-- start DATA TO USE --

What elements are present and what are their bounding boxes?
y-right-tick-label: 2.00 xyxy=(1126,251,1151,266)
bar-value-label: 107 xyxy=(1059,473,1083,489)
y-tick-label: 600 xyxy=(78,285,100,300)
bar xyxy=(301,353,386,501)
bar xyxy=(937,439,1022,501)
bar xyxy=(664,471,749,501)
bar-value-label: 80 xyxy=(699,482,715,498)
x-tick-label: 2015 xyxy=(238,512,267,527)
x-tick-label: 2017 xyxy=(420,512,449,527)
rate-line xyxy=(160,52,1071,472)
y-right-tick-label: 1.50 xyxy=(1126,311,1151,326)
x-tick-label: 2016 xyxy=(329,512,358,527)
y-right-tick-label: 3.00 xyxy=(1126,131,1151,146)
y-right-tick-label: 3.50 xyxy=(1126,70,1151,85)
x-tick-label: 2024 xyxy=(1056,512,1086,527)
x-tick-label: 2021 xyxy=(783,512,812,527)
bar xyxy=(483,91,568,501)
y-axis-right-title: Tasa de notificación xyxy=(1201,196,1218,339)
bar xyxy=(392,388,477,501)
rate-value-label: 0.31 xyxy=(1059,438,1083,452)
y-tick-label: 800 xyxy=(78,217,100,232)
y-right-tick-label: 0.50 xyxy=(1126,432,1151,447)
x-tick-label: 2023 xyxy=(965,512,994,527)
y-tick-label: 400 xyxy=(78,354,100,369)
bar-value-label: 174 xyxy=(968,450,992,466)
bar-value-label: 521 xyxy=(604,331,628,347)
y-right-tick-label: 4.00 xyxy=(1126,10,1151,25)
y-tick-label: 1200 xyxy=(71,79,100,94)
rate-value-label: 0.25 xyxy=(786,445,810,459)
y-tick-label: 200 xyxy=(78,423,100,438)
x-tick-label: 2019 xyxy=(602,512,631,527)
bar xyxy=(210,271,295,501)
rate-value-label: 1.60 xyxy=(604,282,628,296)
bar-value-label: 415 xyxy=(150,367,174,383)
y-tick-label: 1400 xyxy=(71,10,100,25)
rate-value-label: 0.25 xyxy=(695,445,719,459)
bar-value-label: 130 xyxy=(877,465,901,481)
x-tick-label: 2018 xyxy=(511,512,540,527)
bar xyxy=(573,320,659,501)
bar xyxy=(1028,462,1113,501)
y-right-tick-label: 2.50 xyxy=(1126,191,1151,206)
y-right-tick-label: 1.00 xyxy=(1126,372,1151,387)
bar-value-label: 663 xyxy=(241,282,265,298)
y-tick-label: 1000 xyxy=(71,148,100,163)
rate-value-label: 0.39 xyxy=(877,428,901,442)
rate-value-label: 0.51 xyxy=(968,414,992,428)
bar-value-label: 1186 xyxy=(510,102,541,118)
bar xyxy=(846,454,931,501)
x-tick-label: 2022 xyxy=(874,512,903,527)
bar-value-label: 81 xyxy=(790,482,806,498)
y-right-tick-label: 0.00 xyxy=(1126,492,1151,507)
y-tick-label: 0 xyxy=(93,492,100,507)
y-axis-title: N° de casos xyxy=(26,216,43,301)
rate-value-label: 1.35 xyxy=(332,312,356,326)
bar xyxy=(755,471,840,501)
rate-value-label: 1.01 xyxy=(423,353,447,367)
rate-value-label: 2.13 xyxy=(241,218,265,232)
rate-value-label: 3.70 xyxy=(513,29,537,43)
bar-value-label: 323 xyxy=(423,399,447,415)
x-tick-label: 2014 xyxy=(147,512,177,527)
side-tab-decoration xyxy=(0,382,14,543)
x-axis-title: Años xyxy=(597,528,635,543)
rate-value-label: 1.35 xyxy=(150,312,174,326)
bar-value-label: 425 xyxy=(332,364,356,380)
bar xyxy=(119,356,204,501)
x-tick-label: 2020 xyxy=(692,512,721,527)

-- end DATA TO USE --

WHAT IS REQUIRED: Write out the rows from the first one through the line containing "rate-value-label: 0.39 xyxy=(877,428,901,442)", both included, as a numbered list with blank lines dropped.

TASK SOLUTION:
1. What elements are present and what are their bounding boxes?
2. y-right-tick-label: 2.00 xyxy=(1126,251,1151,266)
3. bar-value-label: 107 xyxy=(1059,473,1083,489)
4. y-tick-label: 600 xyxy=(78,285,100,300)
5. bar xyxy=(301,353,386,501)
6. bar xyxy=(937,439,1022,501)
7. bar xyxy=(664,471,749,501)
8. bar-value-label: 80 xyxy=(699,482,715,498)
9. x-tick-label: 2015 xyxy=(238,512,267,527)
10. x-tick-label: 2017 xyxy=(420,512,449,527)
11. rate-line xyxy=(160,52,1071,472)
12. y-right-tick-label: 1.50 xyxy=(1126,311,1151,326)
13. x-tick-label: 2016 xyxy=(329,512,358,527)
14. y-right-tick-label: 3.00 xyxy=(1126,131,1151,146)
15. y-right-tick-label: 3.50 xyxy=(1126,70,1151,85)
16. x-tick-label: 2024 xyxy=(1056,512,1086,527)
17. x-tick-label: 2021 xyxy=(783,512,812,527)
18. bar xyxy=(483,91,568,501)
19. y-axis-right-title: Tasa de notificación xyxy=(1201,196,1218,339)
20. bar xyxy=(392,388,477,501)
21. rate-value-label: 0.31 xyxy=(1059,438,1083,452)
22. y-tick-label: 800 xyxy=(78,217,100,232)
23. y-right-tick-label: 0.50 xyxy=(1126,432,1151,447)
24. x-tick-label: 2023 xyxy=(965,512,994,527)
25. y-tick-label: 400 xyxy=(78,354,100,369)
26. bar-value-label: 174 xyxy=(968,450,992,466)
27. bar-value-label: 521 xyxy=(604,331,628,347)
28. y-right-tick-label: 4.00 xyxy=(1126,10,1151,25)
29. y-tick-label: 1200 xyxy=(71,79,100,94)
30. rate-value-label: 0.25 xyxy=(786,445,810,459)
31. y-tick-label: 200 xyxy=(78,423,100,438)
32. x-tick-label: 2019 xyxy=(602,512,631,527)
33. bar xyxy=(210,271,295,501)
34. rate-value-label: 1.60 xyxy=(604,282,628,296)
35. bar-value-label: 415 xyxy=(150,367,174,383)
36. y-tick-label: 1400 xyxy=(71,10,100,25)
37. rate-value-label: 0.25 xyxy=(695,445,719,459)
38. bar-value-label: 130 xyxy=(877,465,901,481)
39. x-tick-label: 2018 xyxy=(511,512,540,527)
40. bar xyxy=(573,320,659,501)
41. bar xyxy=(1028,462,1113,501)
42. y-right-tick-label: 2.50 xyxy=(1126,191,1151,206)
43. y-right-tick-label: 1.00 xyxy=(1126,372,1151,387)
44. bar-value-label: 663 xyxy=(241,282,265,298)
45. y-tick-label: 1000 xyxy=(71,148,100,163)
46. rate-value-label: 0.39 xyxy=(877,428,901,442)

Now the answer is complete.